Read the lines below. Copy out any that hold the string "Average".
== == ==
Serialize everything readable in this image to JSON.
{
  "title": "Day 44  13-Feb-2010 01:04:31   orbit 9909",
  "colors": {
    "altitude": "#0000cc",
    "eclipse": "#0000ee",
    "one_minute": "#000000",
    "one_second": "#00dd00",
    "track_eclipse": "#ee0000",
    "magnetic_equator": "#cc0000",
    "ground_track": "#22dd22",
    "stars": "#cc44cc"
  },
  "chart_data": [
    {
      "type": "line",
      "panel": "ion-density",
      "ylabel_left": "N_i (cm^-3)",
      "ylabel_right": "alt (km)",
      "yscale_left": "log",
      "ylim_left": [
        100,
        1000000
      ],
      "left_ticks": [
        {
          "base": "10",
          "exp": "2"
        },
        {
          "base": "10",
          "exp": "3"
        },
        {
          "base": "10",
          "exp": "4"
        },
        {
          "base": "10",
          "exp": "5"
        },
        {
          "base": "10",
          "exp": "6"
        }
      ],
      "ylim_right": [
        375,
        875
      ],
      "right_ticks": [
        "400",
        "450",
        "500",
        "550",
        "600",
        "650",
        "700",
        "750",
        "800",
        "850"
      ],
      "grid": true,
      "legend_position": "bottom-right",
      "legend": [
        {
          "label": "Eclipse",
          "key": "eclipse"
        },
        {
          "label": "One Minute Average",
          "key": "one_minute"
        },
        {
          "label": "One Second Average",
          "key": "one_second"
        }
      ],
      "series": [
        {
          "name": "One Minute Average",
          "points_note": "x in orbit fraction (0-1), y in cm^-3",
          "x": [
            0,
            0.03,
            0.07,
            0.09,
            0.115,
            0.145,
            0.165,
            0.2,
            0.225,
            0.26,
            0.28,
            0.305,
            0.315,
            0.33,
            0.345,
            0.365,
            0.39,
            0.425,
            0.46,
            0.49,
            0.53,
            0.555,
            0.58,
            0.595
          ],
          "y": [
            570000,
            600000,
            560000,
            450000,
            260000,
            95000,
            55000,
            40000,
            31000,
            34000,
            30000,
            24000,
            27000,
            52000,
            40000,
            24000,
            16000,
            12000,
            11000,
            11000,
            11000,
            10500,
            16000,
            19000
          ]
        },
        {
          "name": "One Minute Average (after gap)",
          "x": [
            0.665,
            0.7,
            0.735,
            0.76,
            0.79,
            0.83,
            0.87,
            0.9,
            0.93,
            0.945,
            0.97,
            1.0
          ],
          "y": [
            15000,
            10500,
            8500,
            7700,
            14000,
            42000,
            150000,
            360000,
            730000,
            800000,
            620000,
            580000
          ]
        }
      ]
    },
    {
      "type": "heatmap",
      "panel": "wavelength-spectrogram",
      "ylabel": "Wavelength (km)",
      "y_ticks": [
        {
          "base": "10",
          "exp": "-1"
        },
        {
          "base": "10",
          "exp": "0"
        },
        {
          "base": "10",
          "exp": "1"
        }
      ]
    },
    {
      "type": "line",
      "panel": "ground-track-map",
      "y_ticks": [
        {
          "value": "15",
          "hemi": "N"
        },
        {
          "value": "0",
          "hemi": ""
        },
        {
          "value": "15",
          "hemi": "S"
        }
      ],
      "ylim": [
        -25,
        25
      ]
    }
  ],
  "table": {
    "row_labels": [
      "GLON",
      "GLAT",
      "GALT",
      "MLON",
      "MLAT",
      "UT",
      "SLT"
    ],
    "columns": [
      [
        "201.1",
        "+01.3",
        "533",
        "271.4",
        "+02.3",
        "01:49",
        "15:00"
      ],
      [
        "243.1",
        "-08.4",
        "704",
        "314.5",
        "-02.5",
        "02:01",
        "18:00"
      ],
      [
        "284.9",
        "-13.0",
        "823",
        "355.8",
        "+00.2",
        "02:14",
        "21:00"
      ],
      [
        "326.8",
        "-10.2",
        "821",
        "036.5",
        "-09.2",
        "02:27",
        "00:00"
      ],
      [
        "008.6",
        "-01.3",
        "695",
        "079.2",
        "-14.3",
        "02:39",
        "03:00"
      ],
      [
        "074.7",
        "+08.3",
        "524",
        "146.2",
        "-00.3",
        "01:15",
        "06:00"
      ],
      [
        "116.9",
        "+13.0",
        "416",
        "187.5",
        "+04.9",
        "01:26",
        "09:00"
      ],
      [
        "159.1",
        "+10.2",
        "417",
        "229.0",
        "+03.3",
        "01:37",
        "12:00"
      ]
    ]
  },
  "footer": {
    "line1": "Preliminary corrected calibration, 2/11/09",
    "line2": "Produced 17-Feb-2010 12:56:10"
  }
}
== == ==
FINAL RESULT.
          "label": "One Minute Average",
          "label": "One Second Average",
          "name": "One Minute Average",
          "name": "One Minute Average (after gap)",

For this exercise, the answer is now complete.